[AIM OF THE EXERCISE]
Go through the material and pull out every line with the string "нормативными" in it.

Extracted records
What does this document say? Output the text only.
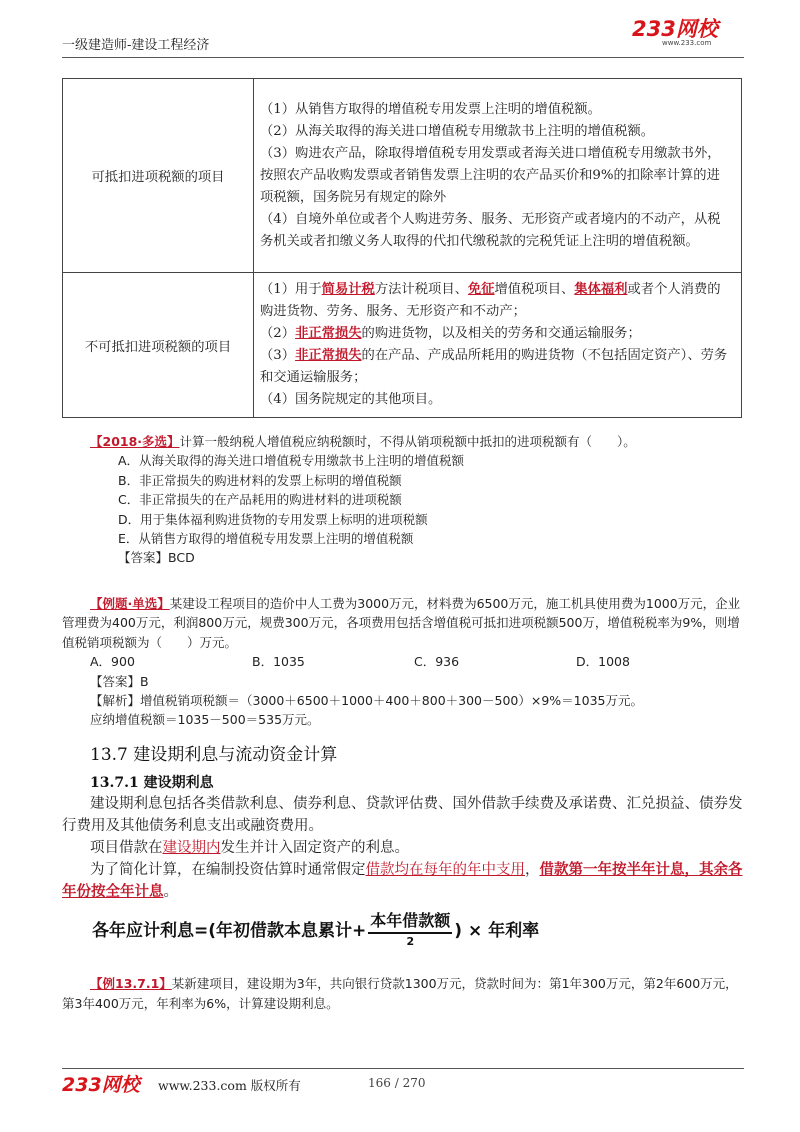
一级建造师-建设工程经济
233网校
www.233.com
可抵扣进项税额的项目	（1）从销售方取得的增值税专用发票上注明的增值税额。
（2）从海关取得的海关进口增值税专用缴款书上注明的增值税额。
（3）购进农产品，除取得增值税专用发票或者海关进口增值税专用缴款书外，按照农产品收购发票或者销售发票上注明的农产品买价和9%的扣除率计算的进项税额，国务院另有规定的除外
（4）自境外单位或者个人购进劳务、服务、无形资产或者境内的不动产，从税务机关或者扣缴义务人取得的代扣代缴税款的完税凭证上注明的增值税额。

不可抵扣进项税额的项目	（1）用于简易计税方法计税项目、免征增值税项目、集体福利或者个人消费的购进货物、劳务、服务、无形资产和不动产；
（2）非正常损失的购进货物，以及相关的劳务和交通运输服务；
（3）非正常损失的在产品、产成品所耗用的购进货物（不包括固定资产）、劳务和交通运输服务；
（4）国务院规定的其他项目。
【2018·多选】计算一般纳税人增值税应纳税额时，不得从销项税额中抵扣的进项税额有（　　）。
A．从海关取得的海关进口增值税专用缴款书上注明的增值税额
B．非正常损失的购进材料的发票上标明的增值税额
C．非正常损失的在产品耗用的购进材料的进项税额
D．用于集体福利购进货物的专用发票上标明的进项税额
E．从销售方取得的增值税专用发票上注明的增值税额
【答案】BCD
【例题·单选】某建设工程项目的造价中人工费为3000万元，材料费为6500万元，施工机具使用费为1000万元，企业管理费为400万元，利润800万元，规费300万元，各项费用包括含增值税可抵扣进项税额500万，增值税税率为9%，则增值税销项税额为（　　）万元。
A．900	B．1035	C．936	D．1008
【答案】B
【解析】增值税销项税额＝（3000＋6500＋1000＋400＋800＋300－500）×9%＝1035万元。
应纳增值税额＝1035－500＝535万元。
13.7 建设期利息与流动资金计算
13.7.1 建设期利息
建设期利息包括各类借款利息、债券利息、贷款评估费、国外借款手续费及承诺费、汇兑损益、债券发行费用及其他债务利息支出或融资费用。
项目借款在建设期内发生并计入固定资产的利息。
为了简化计算，在编制投资估算时通常假定借款均在每年的年中支用，借款第一年按半年计息，其余各年份按全年计息。
各年应计利息=(年初借款本息累计+ $\frac{\text{本年借款额}}{2}$ ) × 年利率
【例13.7.1】某新建项目，建设期为3年，共向银行贷款1300万元，贷款时间为：第1年300万元，第2年600万元，第3年400万元，年利率为6%，计算建设期利息。
233网校 www.233.com 版权所有	166 / 270
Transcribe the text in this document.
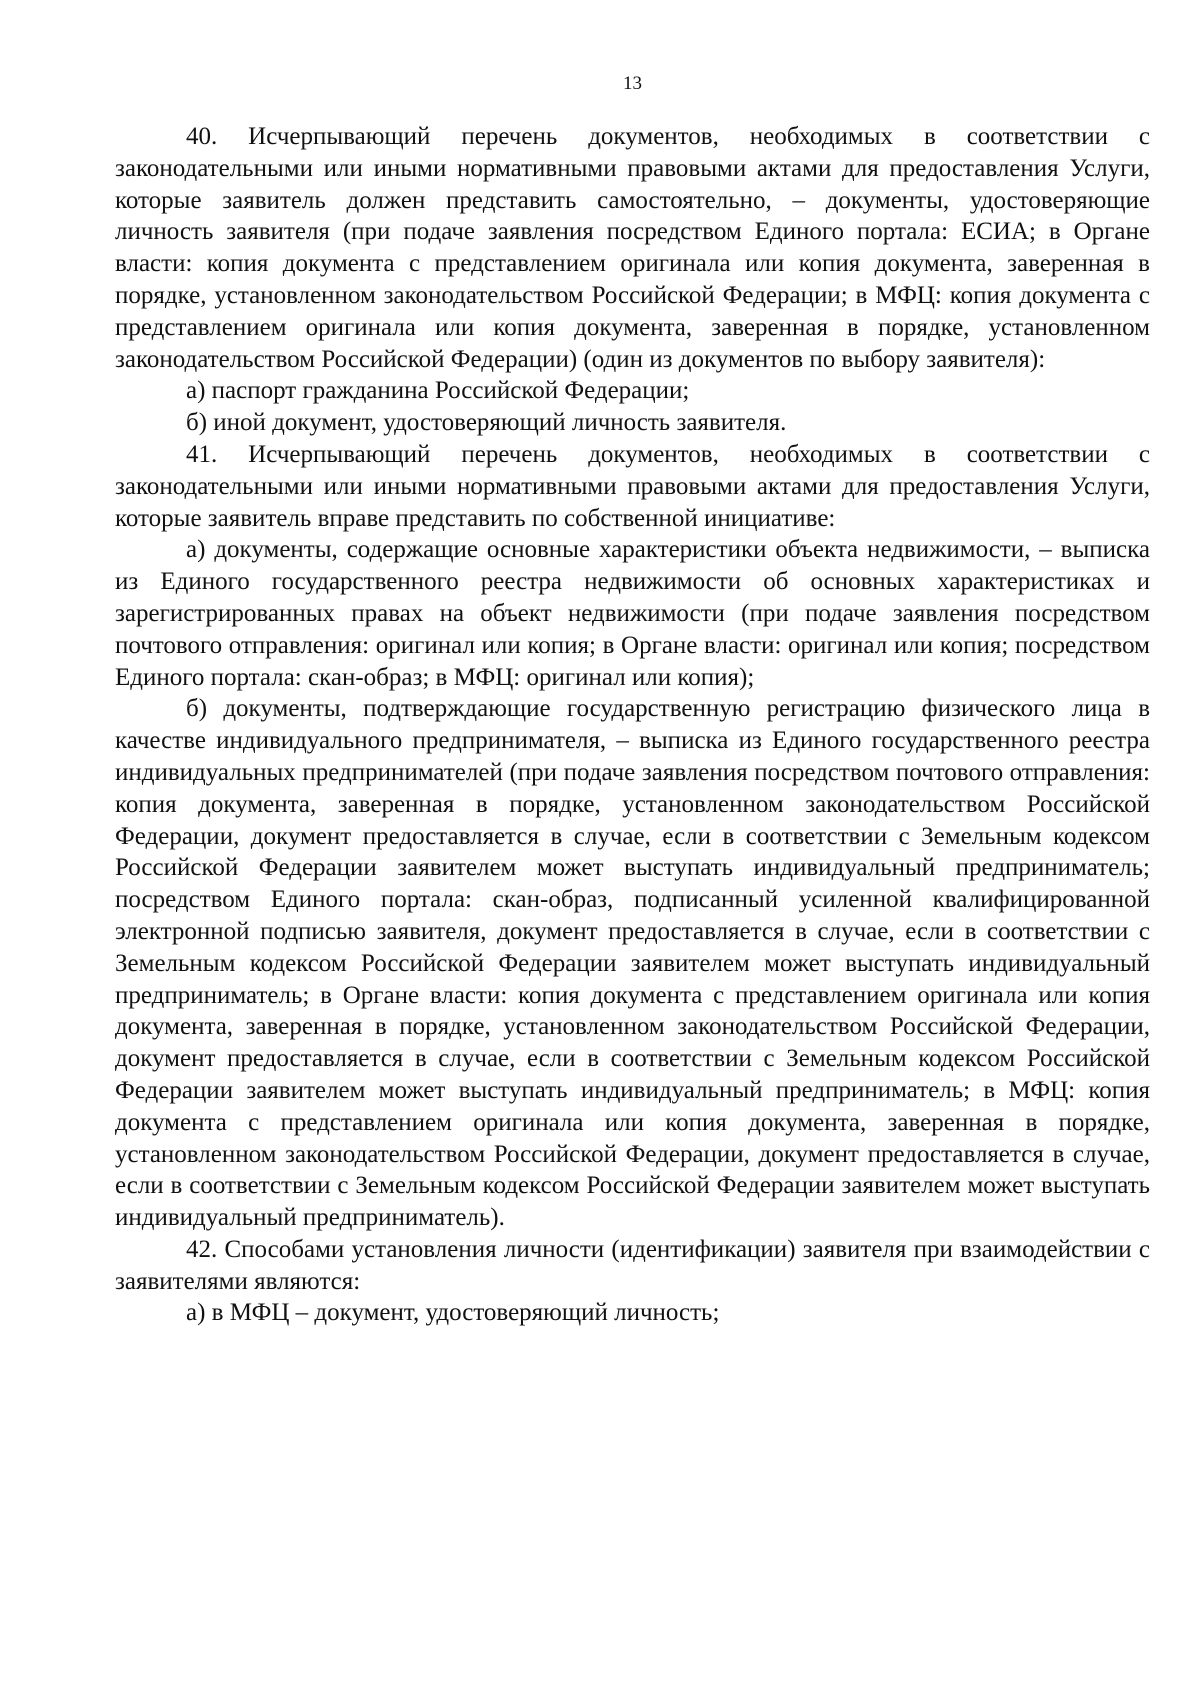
13

40. Исчерпывающий перечень документов, необходимых в соответствии с законодательными или иными нормативными правовыми актами для предоставления Услуги, которые заявитель должен представить самостоятельно, – документы, удостоверяющие личность заявителя (при подаче заявления посредством Единого портала: ЕСИА; в Органе власти: копия документа с представлением оригинала или копия документа, заверенная в порядке, установленном законодательством Российской Федерации; в МФЦ: копия документа с представлением оригинала или копия документа, заверенная в порядке, установленном законодательством Российской Федерации) (один из документов по выбору заявителя):

а) паспорт гражданина Российской Федерации;

б) иной документ, удостоверяющий личность заявителя.

41. Исчерпывающий перечень документов, необходимых в соответствии с законодательными или иными нормативными правовыми актами для предоставления Услуги, которые заявитель вправе представить по собственной инициативе:

а) документы, содержащие основные характеристики объекта недвижимости, – выписка из Единого государственного реестра недвижимости об основных характеристиках и зарегистрированных правах на объект недвижимости (при подаче заявления посредством почтового отправления: оригинал или копия; в Органе власти: оригинал или копия; посредством Единого портала: скан-образ; в МФЦ: оригинал или копия);

б) документы, подтверждающие государственную регистрацию физического лица в качестве индивидуального предпринимателя, – выписка из Единого государственного реестра индивидуальных предпринимателей (при подаче заявления посредством почтового отправления: копия документа, заверенная в порядке, установленном законодательством Российской Федерации, документ предоставляется в случае, если в соответствии с Земельным кодексом Российской Федерации заявителем может выступать индивидуальный предприниматель; посредством Единого портала: скан-образ, подписанный усиленной квалифицированной электронной подписью заявителя, документ предоставляется в случае, если в соответствии с Земельным кодексом Российской Федерации заявителем может выступать индивидуальный предприниматель; в Органе власти: копия документа с представлением оригинала или копия документа, заверенная в порядке, установленном законодательством Российской Федерации, документ предоставляется в случае, если в соответствии с Земельным кодексом Российской Федерации заявителем может выступать индивидуальный предприниматель; в МФЦ: копия документа с представлением оригинала или копия документа, заверенная в порядке, установленном законодательством Российской Федерации, документ предоставляется в случае, если в соответствии с Земельным кодексом Российской Федерации заявителем может выступать индивидуальный предприниматель).

42. Способами установления личности (идентификации) заявителя при взаимодействии с заявителями являются:

а) в МФЦ – документ, удостоверяющий личность;
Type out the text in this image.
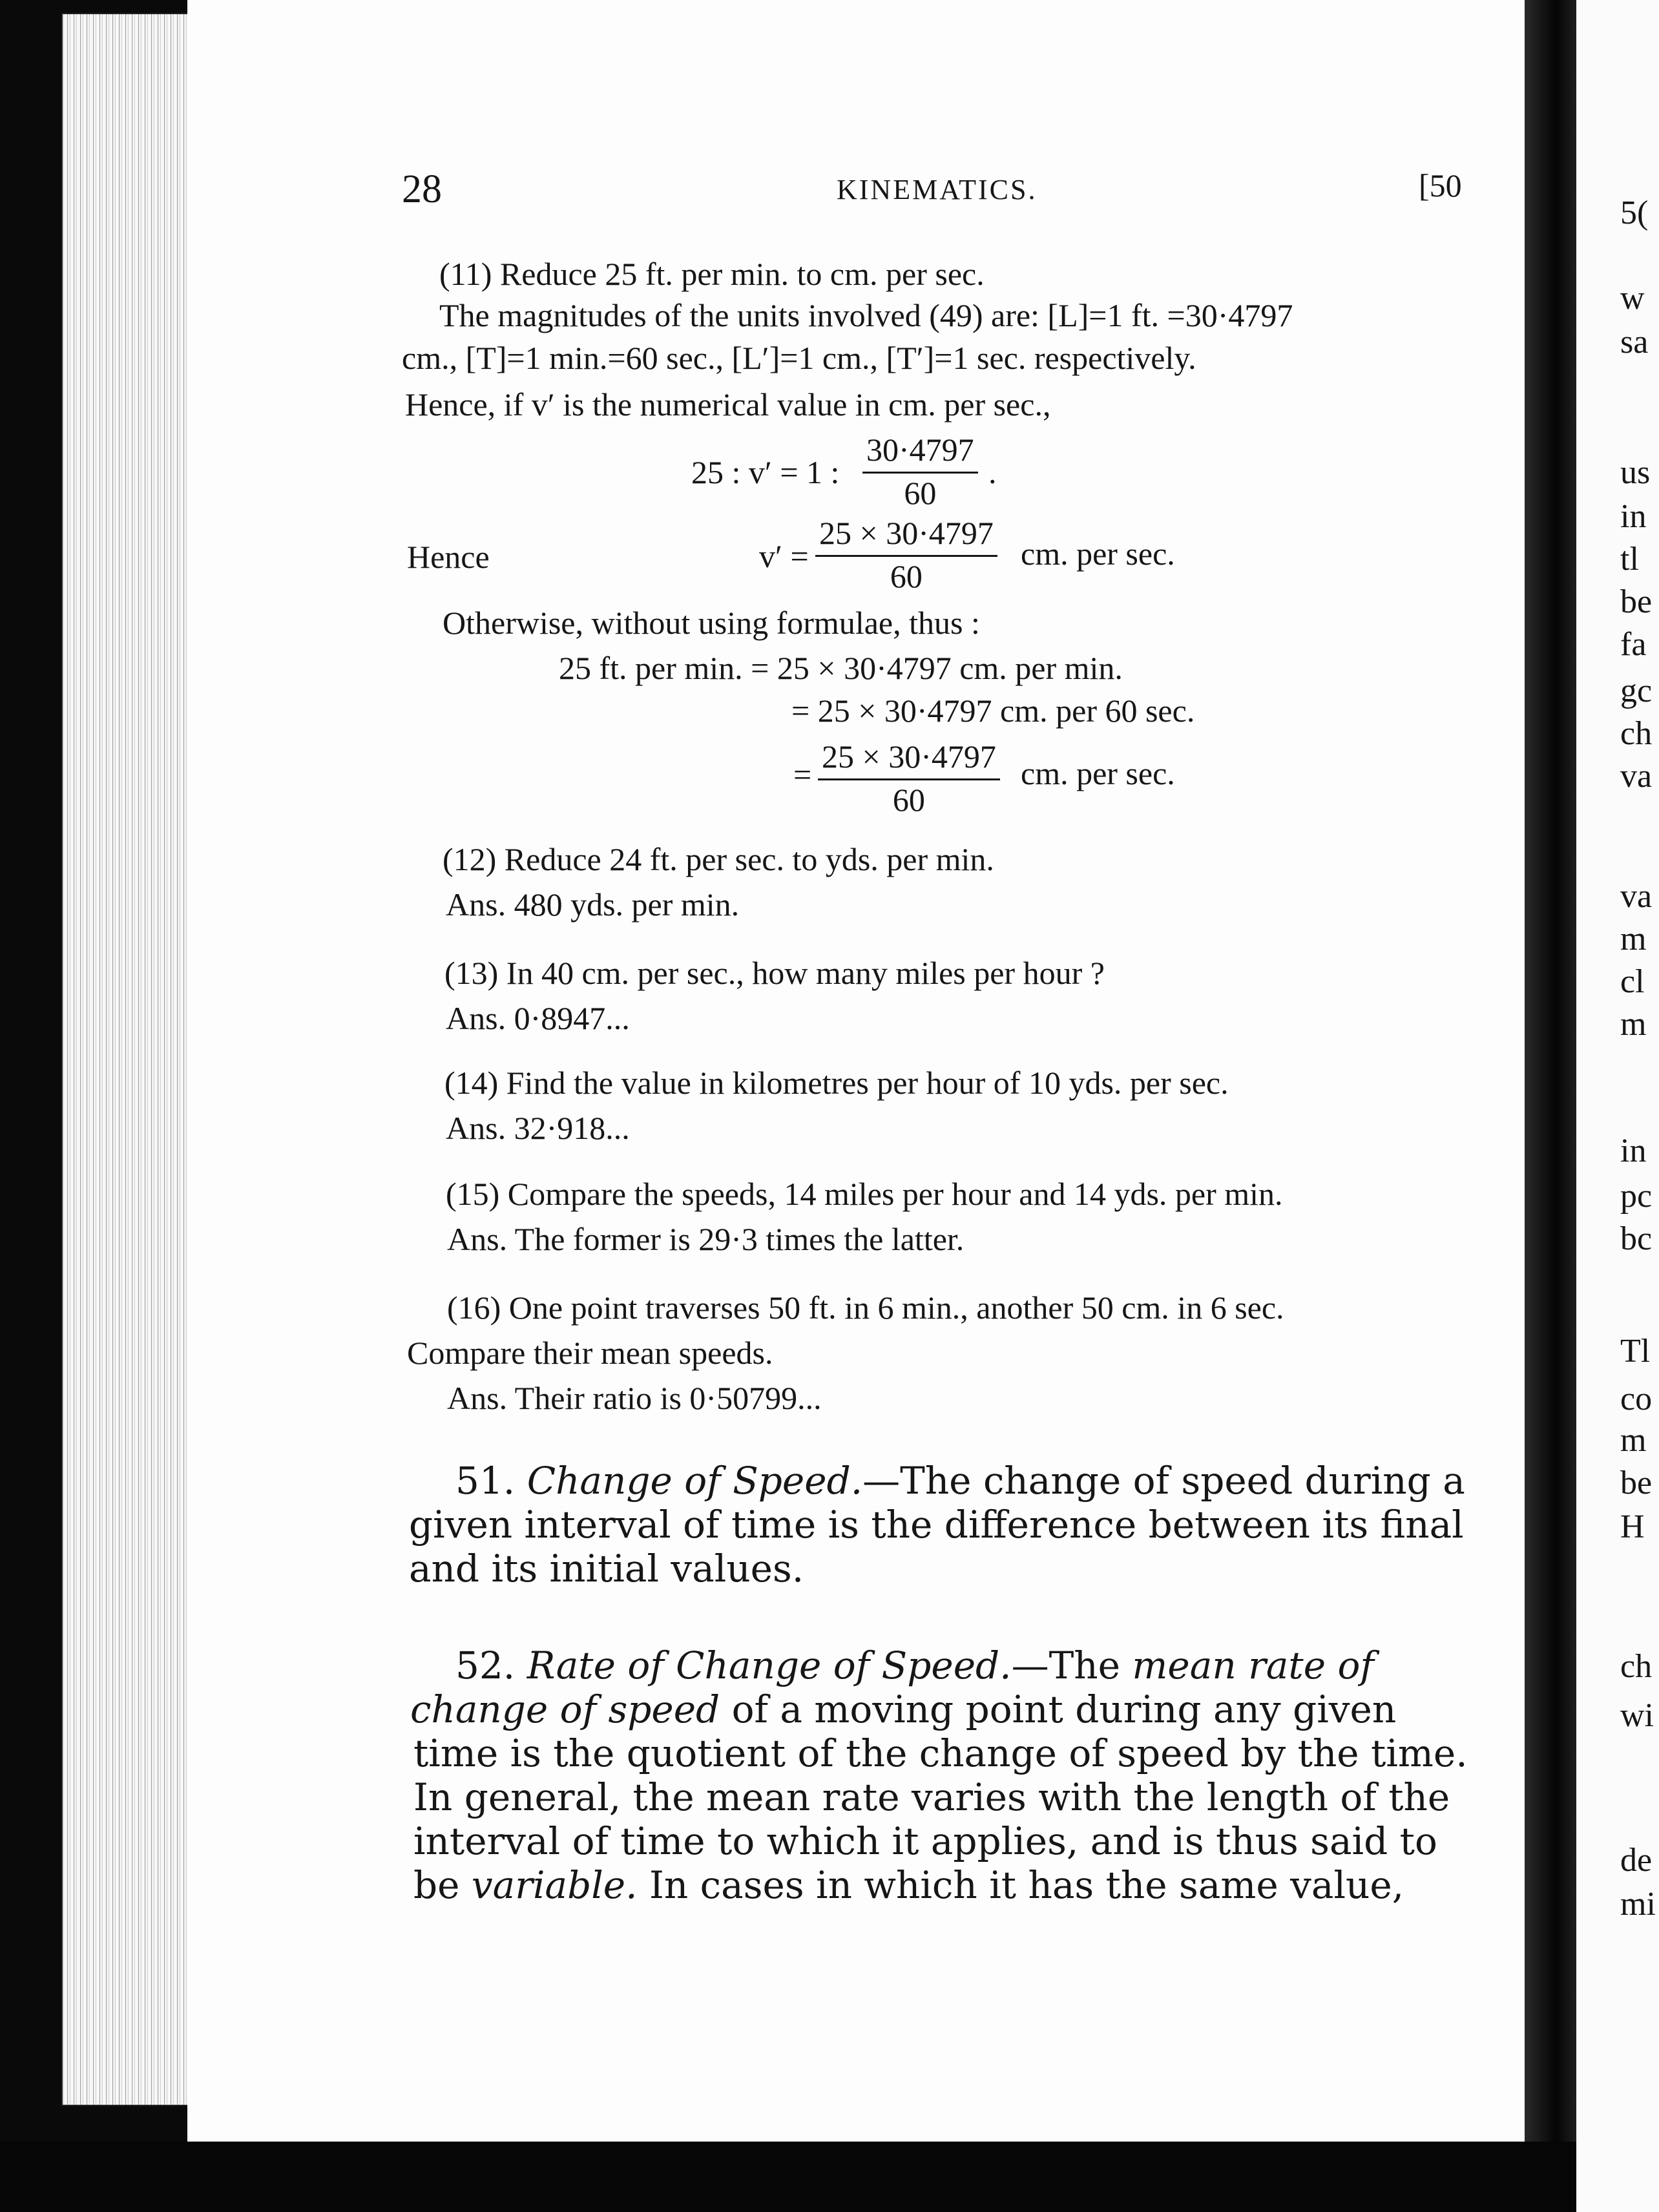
28	KINEMATICS.	[50
(11) Reduce 25 ft. per min. to cm. per sec.
The magnitudes of the units involved (49) are: [L]=1 ft. =30·4797
cm., [T]=1 min.=60 sec., [L′]=1 cm., [T′]=1 sec. respectively.
Hence, if v′ is the numerical value in cm. per sec.,
25 : v′ = 1 : $\frac{30\cdot 4797}{60}$ .
Hence	$v' = \frac{25 \times 30\cdot 4797}{60}$ cm. per sec.
Otherwise, without using formulae, thus :
25 ft. per min. = 25 × 30·4797 cm. per min.
= 25 × 30·4797 cm. per 60 sec.
= $\frac{25 \times 30\cdot 4797}{60}$ cm. per sec.
(12) Reduce 24 ft. per sec. to yds. per min.
Ans. 480 yds. per min.
(13) In 40 cm. per sec., how many miles per hour ?
Ans. 0·8947...
(14) Find the value in kilometres per hour of 10 yds. per sec.
Ans. 32·918...
(15) Compare the speeds, 14 miles per hour and 14 yds. per min.
Ans. The former is 29·3 times the latter.
(16) One point traverses 50 ft. in 6 min., another 50 cm. in 6 sec.
Compare their mean speeds.
Ans. Their ratio is 0·50799...
51. Change of Speed.—The change of speed during a
given interval of time is the difference between its final
and its initial values.
52. Rate of Change of Speed.—The mean rate of
change of speed of a moving point during any given
time is the quotient of the change of speed by the time.
In general, the mean rate varies with the length of the
interval of time to which it applies, and is thus said to
be variable. In cases in which it has the same value,
5(
w
sa
us
in
tl
be
fa
gc
ch
va
va
m
cl
m
in
pc
bc
Tl
co
m
be
H
ch
wi
de
mi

[TASK ANSWER]
40. Исчерпывающий перечень документов, необходимых в соответствии с законодательными или иными нормативными правовыми актами для предоставления Услуги, которые заявитель должен представить самостоятельно, – документы, удостоверяющие личность заявителя (при подаче заявления посредством Единого портала: ЕСИА; в Органе власти: копия документа с представлением оригинала или копия документа, заверенная в порядке, установленном законодательством Российской Федерации; в МФЦ: копия документа с представлением оригинала или копия документа, заверенная в порядке, установленном законодательством Российской Федерации) (один из документов по выбору заявителя):
41. Исчерпывающий перечень документов, необходимых в соответствии с законодательными или иными нормативными правовыми актами для предоставления Услуги, которые заявитель вправе представить по собственной инициативе:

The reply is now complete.